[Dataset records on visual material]
==*==

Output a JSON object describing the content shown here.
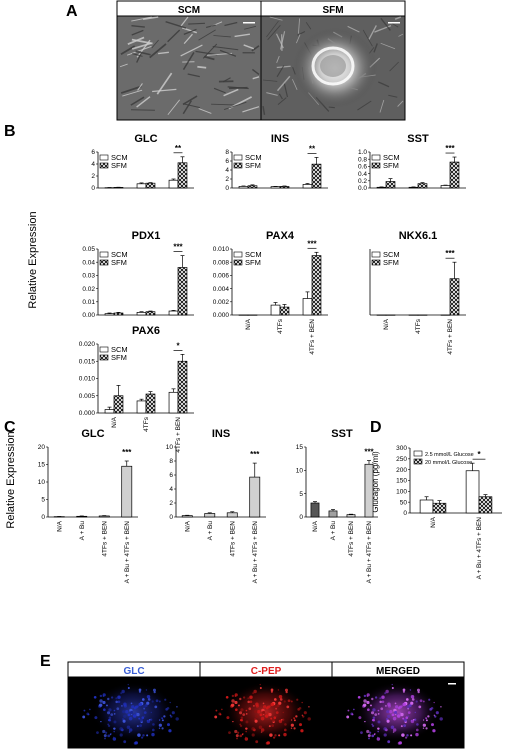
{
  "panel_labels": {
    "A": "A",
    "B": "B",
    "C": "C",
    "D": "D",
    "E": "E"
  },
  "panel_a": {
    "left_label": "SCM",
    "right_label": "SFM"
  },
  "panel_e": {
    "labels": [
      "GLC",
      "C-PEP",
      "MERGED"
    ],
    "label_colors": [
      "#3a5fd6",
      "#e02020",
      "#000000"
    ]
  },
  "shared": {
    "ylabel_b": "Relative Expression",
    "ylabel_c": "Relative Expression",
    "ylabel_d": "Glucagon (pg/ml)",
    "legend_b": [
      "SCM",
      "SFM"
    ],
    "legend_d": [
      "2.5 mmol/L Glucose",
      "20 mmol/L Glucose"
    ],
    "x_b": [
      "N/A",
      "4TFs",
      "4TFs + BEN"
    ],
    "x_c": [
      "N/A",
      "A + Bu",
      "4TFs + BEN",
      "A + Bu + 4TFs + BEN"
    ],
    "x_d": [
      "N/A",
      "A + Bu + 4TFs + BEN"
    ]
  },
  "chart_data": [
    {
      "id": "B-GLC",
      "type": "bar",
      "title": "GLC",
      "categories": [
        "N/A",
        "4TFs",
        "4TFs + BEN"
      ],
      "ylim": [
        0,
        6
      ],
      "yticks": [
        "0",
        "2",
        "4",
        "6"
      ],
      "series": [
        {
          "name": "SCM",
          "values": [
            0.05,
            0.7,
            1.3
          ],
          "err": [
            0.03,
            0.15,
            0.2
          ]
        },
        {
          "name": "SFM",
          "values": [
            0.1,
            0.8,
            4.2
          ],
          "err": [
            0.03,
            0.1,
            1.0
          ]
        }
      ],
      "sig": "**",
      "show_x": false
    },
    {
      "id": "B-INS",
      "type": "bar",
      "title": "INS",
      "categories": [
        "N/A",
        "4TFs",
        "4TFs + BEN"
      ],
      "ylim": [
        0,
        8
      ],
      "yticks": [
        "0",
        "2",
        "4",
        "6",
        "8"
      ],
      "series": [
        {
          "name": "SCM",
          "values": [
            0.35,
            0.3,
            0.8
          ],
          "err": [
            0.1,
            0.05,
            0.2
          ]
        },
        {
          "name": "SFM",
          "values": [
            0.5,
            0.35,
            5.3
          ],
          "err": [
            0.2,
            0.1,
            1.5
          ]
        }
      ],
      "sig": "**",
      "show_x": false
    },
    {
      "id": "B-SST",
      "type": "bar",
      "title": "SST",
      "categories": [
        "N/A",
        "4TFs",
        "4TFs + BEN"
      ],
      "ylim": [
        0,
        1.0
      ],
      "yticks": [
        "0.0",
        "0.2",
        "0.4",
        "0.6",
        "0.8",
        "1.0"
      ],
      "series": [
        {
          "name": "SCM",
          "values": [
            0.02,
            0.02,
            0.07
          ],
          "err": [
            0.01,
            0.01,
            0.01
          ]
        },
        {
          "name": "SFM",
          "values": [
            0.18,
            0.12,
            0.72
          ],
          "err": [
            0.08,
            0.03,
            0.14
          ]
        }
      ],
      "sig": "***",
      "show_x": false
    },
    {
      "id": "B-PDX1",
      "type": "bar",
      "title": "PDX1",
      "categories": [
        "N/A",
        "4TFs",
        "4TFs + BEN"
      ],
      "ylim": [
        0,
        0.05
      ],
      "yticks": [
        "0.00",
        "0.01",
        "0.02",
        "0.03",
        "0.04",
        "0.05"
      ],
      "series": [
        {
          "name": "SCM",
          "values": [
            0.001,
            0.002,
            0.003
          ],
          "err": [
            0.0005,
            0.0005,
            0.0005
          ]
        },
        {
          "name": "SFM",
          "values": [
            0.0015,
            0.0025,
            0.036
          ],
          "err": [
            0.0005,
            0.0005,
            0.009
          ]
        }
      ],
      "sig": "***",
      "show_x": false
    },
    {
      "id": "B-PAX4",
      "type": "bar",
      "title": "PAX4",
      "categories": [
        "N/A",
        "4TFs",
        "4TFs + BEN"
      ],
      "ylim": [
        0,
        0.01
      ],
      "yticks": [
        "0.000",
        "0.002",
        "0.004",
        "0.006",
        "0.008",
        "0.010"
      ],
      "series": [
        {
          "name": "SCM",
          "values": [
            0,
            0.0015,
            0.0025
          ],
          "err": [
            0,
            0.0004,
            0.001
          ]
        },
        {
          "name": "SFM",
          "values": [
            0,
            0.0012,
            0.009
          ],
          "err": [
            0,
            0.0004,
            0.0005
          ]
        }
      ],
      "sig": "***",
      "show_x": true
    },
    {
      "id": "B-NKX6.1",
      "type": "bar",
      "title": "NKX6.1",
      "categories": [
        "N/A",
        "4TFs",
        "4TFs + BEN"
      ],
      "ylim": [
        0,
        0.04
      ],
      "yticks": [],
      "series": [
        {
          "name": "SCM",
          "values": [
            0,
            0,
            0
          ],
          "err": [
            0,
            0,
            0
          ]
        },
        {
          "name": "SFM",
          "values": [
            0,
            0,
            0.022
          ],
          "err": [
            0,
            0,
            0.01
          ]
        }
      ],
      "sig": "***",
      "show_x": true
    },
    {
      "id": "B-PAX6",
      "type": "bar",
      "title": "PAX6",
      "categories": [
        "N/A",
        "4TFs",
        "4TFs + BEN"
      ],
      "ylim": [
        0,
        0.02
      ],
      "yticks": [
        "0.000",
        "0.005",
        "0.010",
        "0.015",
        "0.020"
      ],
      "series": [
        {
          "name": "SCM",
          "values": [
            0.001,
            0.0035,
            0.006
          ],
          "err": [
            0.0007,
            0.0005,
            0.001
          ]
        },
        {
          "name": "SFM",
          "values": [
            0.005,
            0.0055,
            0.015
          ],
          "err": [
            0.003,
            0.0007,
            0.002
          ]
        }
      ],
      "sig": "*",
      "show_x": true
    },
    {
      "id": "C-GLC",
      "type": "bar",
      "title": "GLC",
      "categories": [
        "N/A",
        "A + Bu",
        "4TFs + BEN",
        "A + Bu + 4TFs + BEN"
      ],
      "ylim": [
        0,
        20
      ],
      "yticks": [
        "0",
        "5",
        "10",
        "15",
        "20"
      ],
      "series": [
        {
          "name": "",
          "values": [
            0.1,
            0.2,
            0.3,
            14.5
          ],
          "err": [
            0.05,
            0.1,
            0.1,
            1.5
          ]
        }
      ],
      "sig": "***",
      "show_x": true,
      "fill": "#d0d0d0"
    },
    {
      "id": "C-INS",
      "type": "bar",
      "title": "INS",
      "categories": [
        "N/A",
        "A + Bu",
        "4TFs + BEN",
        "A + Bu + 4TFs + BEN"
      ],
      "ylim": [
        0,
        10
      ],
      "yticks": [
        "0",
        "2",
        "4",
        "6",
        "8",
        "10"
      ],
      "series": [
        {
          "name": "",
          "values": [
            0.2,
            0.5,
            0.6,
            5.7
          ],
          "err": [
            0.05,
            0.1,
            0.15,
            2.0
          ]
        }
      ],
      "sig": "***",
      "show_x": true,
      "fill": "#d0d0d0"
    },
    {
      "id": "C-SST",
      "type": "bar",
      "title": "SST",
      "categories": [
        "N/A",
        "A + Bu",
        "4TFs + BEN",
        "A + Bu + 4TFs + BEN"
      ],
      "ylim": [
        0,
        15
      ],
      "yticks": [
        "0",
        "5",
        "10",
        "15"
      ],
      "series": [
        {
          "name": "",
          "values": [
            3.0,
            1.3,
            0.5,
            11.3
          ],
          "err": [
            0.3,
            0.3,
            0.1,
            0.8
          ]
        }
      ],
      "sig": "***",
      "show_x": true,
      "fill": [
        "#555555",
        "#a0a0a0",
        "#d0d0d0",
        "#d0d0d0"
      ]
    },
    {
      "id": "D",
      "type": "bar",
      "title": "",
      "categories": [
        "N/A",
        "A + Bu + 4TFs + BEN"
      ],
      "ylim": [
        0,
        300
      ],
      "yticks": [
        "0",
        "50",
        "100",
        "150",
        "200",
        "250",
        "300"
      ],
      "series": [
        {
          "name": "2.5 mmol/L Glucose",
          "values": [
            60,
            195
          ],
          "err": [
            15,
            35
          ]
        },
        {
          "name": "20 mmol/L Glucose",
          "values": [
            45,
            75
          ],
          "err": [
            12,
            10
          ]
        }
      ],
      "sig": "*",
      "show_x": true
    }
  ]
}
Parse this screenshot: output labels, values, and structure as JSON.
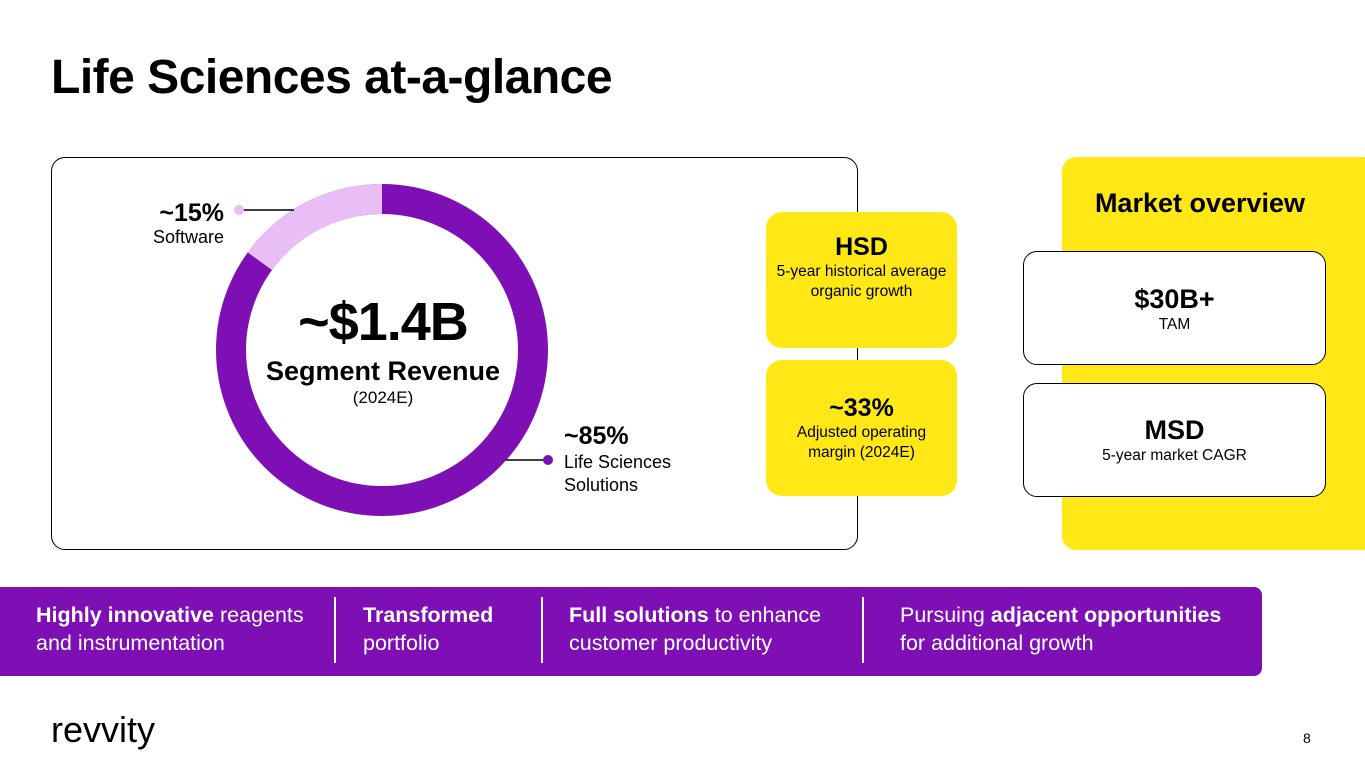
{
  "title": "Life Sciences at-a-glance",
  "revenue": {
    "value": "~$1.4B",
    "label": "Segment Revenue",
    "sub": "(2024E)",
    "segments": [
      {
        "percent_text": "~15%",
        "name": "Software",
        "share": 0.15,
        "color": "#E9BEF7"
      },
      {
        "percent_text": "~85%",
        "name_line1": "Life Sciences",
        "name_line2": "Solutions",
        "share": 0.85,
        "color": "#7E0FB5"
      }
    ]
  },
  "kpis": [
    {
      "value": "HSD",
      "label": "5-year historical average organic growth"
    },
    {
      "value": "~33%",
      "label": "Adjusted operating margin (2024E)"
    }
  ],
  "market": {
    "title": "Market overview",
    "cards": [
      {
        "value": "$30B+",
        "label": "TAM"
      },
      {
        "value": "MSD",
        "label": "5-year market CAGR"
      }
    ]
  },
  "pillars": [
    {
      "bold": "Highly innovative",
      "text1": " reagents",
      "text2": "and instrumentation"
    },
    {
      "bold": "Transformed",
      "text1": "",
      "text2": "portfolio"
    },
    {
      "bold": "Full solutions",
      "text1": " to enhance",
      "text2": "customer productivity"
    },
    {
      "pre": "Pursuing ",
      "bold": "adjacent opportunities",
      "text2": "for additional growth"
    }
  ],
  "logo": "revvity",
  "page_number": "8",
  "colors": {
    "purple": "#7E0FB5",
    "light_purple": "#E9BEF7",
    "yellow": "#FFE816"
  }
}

==*==

Look for the line that contains "Parse this screenshot: output", then please copy it and the rest of the lines through the end of the data, pictures excluded.

*Answer*:
Parse this screenshot: output labels, values, and structure as JSON.
{
  "title": "Life Sciences at-a-glance",
  "revenue": {
    "value": "~$1.4B",
    "label": "Segment Revenue",
    "sub": "(2024E)",
    "segments": [
      {
        "percent_text": "~15%",
        "name": "Software",
        "share": 0.15,
        "color": "#E9BEF7"
      },
      {
        "percent_text": "~85%",
        "name_line1": "Life Sciences",
        "name_line2": "Solutions",
        "share": 0.85,
        "color": "#7E0FB5"
      }
    ]
  },
  "kpis": [
    {
      "value": "HSD",
      "label": "5-year historical average organic growth"
    },
    {
      "value": "~33%",
      "label": "Adjusted operating margin (2024E)"
    }
  ],
  "market": {
    "title": "Market overview",
    "cards": [
      {
        "value": "$30B+",
        "label": "TAM"
      },
      {
        "value": "MSD",
        "label": "5-year market CAGR"
      }
    ]
  },
  "pillars": [
    {
      "bold": "Highly innovative",
      "text1": " reagents",
      "text2": "and instrumentation"
    },
    {
      "bold": "Transformed",
      "text1": "",
      "text2": "portfolio"
    },
    {
      "bold": "Full solutions",
      "text1": " to enhance",
      "text2": "customer productivity"
    },
    {
      "pre": "Pursuing ",
      "bold": "adjacent opportunities",
      "text2": "for additional growth"
    }
  ],
  "logo": "revvity",
  "page_number": "8",
  "colors": {
    "purple": "#7E0FB5",
    "light_purple": "#E9BEF7",
    "yellow": "#FFE816"
  }
}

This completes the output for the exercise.